BRIEF
In full and word for word, restate the lines of the listing.

+++++

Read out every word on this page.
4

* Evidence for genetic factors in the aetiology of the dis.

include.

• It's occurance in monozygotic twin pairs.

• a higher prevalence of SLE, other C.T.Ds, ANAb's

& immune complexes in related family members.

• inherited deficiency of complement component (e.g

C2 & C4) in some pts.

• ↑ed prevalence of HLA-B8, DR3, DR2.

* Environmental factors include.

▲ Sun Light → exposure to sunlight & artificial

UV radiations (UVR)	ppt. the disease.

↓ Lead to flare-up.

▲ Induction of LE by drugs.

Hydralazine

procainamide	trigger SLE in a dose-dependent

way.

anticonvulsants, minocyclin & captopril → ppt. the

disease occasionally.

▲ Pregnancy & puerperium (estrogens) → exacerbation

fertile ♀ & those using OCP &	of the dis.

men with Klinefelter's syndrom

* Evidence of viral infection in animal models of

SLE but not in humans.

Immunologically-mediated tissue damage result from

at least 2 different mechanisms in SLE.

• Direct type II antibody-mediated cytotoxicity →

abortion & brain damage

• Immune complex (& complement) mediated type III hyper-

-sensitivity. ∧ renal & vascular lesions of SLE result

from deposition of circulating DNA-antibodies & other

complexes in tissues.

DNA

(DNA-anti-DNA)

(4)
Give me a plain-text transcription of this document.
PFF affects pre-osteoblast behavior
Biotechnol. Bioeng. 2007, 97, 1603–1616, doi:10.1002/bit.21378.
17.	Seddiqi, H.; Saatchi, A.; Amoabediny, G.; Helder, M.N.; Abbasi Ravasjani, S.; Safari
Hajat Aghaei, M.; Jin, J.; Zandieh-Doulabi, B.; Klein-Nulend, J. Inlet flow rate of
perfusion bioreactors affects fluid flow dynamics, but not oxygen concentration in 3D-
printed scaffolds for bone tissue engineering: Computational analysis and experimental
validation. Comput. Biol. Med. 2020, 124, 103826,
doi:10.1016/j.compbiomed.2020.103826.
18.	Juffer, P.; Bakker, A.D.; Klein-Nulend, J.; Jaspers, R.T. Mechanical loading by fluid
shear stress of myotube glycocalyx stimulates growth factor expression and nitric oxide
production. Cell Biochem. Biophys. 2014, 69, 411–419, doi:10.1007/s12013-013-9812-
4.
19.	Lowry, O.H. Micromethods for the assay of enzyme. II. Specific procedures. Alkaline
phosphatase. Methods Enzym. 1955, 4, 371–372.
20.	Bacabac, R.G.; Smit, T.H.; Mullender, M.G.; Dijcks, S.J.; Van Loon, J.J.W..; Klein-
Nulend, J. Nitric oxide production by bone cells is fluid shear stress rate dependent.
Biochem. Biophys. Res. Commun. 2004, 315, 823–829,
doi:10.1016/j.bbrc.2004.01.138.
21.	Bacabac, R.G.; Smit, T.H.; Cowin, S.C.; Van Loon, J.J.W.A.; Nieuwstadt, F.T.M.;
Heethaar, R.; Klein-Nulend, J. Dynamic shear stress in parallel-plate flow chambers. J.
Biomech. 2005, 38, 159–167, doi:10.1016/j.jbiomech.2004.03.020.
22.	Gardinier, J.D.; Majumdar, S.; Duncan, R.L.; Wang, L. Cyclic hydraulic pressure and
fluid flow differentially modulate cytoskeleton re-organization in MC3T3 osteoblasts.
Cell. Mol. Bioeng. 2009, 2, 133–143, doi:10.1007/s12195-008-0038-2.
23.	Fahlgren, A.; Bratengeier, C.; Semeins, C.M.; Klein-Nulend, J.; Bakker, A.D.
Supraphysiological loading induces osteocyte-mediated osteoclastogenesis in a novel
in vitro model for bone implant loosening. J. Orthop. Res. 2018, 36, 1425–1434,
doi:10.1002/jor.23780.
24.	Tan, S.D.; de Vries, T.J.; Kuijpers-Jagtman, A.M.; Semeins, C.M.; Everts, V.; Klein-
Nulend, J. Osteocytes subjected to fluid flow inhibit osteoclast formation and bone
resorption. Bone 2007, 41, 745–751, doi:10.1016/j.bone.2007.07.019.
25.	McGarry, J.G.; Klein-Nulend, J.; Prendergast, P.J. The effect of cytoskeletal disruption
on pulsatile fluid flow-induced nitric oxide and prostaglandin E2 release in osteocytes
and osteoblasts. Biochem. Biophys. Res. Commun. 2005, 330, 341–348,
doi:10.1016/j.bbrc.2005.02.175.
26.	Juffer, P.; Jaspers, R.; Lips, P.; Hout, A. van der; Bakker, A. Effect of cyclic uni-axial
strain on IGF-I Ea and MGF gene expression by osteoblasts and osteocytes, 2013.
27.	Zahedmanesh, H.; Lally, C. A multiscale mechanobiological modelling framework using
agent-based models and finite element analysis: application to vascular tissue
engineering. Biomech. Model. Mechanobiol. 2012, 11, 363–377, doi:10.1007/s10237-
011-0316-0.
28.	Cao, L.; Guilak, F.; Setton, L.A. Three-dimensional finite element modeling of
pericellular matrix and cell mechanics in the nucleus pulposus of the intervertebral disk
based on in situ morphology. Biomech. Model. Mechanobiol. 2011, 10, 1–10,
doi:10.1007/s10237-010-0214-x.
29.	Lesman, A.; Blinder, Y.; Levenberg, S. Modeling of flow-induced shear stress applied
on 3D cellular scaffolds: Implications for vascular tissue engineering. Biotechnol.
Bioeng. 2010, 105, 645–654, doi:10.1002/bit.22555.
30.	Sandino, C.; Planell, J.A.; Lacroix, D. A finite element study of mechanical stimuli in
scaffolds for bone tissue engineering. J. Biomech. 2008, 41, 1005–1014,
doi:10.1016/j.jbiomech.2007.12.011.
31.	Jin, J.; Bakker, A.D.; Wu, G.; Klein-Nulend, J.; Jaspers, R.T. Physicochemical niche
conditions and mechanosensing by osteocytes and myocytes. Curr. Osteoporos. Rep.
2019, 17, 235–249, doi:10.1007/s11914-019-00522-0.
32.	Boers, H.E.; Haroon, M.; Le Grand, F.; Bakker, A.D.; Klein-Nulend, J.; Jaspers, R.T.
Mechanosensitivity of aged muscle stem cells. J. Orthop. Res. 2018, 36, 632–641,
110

+++++

PROBLEM SOLUTION
Read out every word on this page.
4

* Evidence for genetic factors in the aetiology of the dis.

include.

• It's occurance in monozygotic twin pairs.

• a higher prevalence of SLE, other C.T.Ds, ANAb's

& immune complexes in related family members.

• inherited deficiency of complement component (e.g

C2 & C4) in some pts.

• ↑ed prevalence of HLA-B8, DR3, DR2.

* Environmental factors include.

▲ Sun Light → exposure to sunlight & artificial

UV radiations (UVR)	ppt. the disease.

↓ Lead to flare-up.

▲ Induction of LE by drugs.

Hydralazine

procainamide	trigger SLE in a dose-dependent

way.

anticonvulsants, minocyclin & captopril → ppt. the

disease occasionally.

▲ Pregnancy & puerperium (estrogens) → exacerbation

fertile ♀ & those using OCP &	of the dis.

men with Klinefelter's syndrom

* Evidence of viral infection in animal models of

SLE but not in humans.

Immunologically-mediated tissue damage result from

at least 2 different mechanisms in SLE.

• Direct type II antibody-mediated cytotoxicity →

abortion & brain damage

• Immune complex (& complement) mediated type III hyper-

-sensitivity. ∧ renal & vascular lesions of SLE result

from deposition of circulating DNA-antibodies & other

complexes in tissues.

DNA

(DNA-anti-DNA)

(4)
Give me a plain-text transcription of this document.
PFF affects pre-osteoblast behavior
Biotechnol. Bioeng. 2007, 97, 1603–1616, doi:10.1002/bit.21378.
17.	Seddiqi, H.; Saatchi, A.; Amoabediny, G.; Helder, M.N.; Abbasi Ravasjani, S.; Safari
Hajat Aghaei, M.; Jin, J.; Zandieh-Doulabi, B.; Klein-Nulend, J. Inlet flow rate of
perfusion bioreactors affects fluid flow dynamics, but not oxygen concentration in 3D-
printed scaffolds for bone tissue engineering: Computational analysis and experimental
validation. Comput. Biol. Med. 2020, 124, 103826,
doi:10.1016/j.compbiomed.2020.103826.
18.	Juffer, P.; Bakker, A.D.; Klein-Nulend, J.; Jaspers, R.T. Mechanical loading by fluid
shear stress of myotube glycocalyx stimulates growth factor expression and nitric oxide
production. Cell Biochem. Biophys. 2014, 69, 411–419, doi:10.1007/s12013-013-9812-
4.
19.	Lowry, O.H. Micromethods for the assay of enzyme. II. Specific procedures. Alkaline
phosphatase. Methods Enzym. 1955, 4, 371–372.
20.	Bacabac, R.G.; Smit, T.H.; Mullender, M.G.; Dijcks, S.J.; Van Loon, J.J.W..; Klein-
Nulend, J. Nitric oxide production by bone cells is fluid shear stress rate dependent.
Biochem. Biophys. Res. Commun. 2004, 315, 823–829,
doi:10.1016/j.bbrc.2004.01.138.
21.	Bacabac, R.G.; Smit, T.H.; Cowin, S.C.; Van Loon, J.J.W.A.; Nieuwstadt, F.T.M.;
Heethaar, R.; Klein-Nulend, J. Dynamic shear stress in parallel-plate flow chambers. J.
Biomech. 2005, 38, 159–167, doi:10.1016/j.jbiomech.2004.03.020.
22.	Gardinier, J.D.; Majumdar, S.; Duncan, R.L.; Wang, L. Cyclic hydraulic pressure and
fluid flow differentially modulate cytoskeleton re-organization in MC3T3 osteoblasts.
Cell. Mol. Bioeng. 2009, 2, 133–143, doi:10.1007/s12195-008-0038-2.
23.	Fahlgren, A.; Bratengeier, C.; Semeins, C.M.; Klein-Nulend, J.; Bakker, A.D.
Supraphysiological loading induces osteocyte-mediated osteoclastogenesis in a novel
in vitro model for bone implant loosening. J. Orthop. Res. 2018, 36, 1425–1434,
doi:10.1002/jor.23780.
24.	Tan, S.D.; de Vries, T.J.; Kuijpers-Jagtman, A.M.; Semeins, C.M.; Everts, V.; Klein-
Nulend, J. Osteocytes subjected to fluid flow inhibit osteoclast formation and bone
resorption. Bone 2007, 41, 745–751, doi:10.1016/j.bone.2007.07.019.
25.	McGarry, J.G.; Klein-Nulend, J.; Prendergast, P.J. The effect of cytoskeletal disruption
on pulsatile fluid flow-induced nitric oxide and prostaglandin E2 release in osteocytes
and osteoblasts. Biochem. Biophys. Res. Commun. 2005, 330, 341–348,
doi:10.1016/j.bbrc.2005.02.175.
26.	Juffer, P.; Jaspers, R.; Lips, P.; Hout, A. van der; Bakker, A. Effect of cyclic uni-axial
strain on IGF-I Ea and MGF gene expression by osteoblasts and osteocytes, 2013.
27.	Zahedmanesh, H.; Lally, C. A multiscale mechanobiological modelling framework using
agent-based models and finite element analysis: application to vascular tissue
engineering. Biomech. Model. Mechanobiol. 2012, 11, 363–377, doi:10.1007/s10237-
011-0316-0.
28.	Cao, L.; Guilak, F.; Setton, L.A. Three-dimensional finite element modeling of
pericellular matrix and cell mechanics in the nucleus pulposus of the intervertebral disk
based on in situ morphology. Biomech. Model. Mechanobiol. 2011, 10, 1–10,
doi:10.1007/s10237-010-0214-x.
29.	Lesman, A.; Blinder, Y.; Levenberg, S. Modeling of flow-induced shear stress applied
on 3D cellular scaffolds: Implications for vascular tissue engineering. Biotechnol.
Bioeng. 2010, 105, 645–654, doi:10.1002/bit.22555.
30.	Sandino, C.; Planell, J.A.; Lacroix, D. A finite element study of mechanical stimuli in
scaffolds for bone tissue engineering. J. Biomech. 2008, 41, 1005–1014,
doi:10.1016/j.jbiomech.2007.12.011.
31.	Jin, J.; Bakker, A.D.; Wu, G.; Klein-Nulend, J.; Jaspers, R.T. Physicochemical niche
conditions and mechanosensing by osteocytes and myocytes. Curr. Osteoporos. Rep.
2019, 17, 235–249, doi:10.1007/s11914-019-00522-0.
32.	Boers, H.E.; Haroon, M.; Le Grand, F.; Bakker, A.D.; Klein-Nulend, J.; Jaspers, R.T.
Mechanosensitivity of aged muscle stem cells. J. Orthop. Res. 2018, 36, 632–641,
110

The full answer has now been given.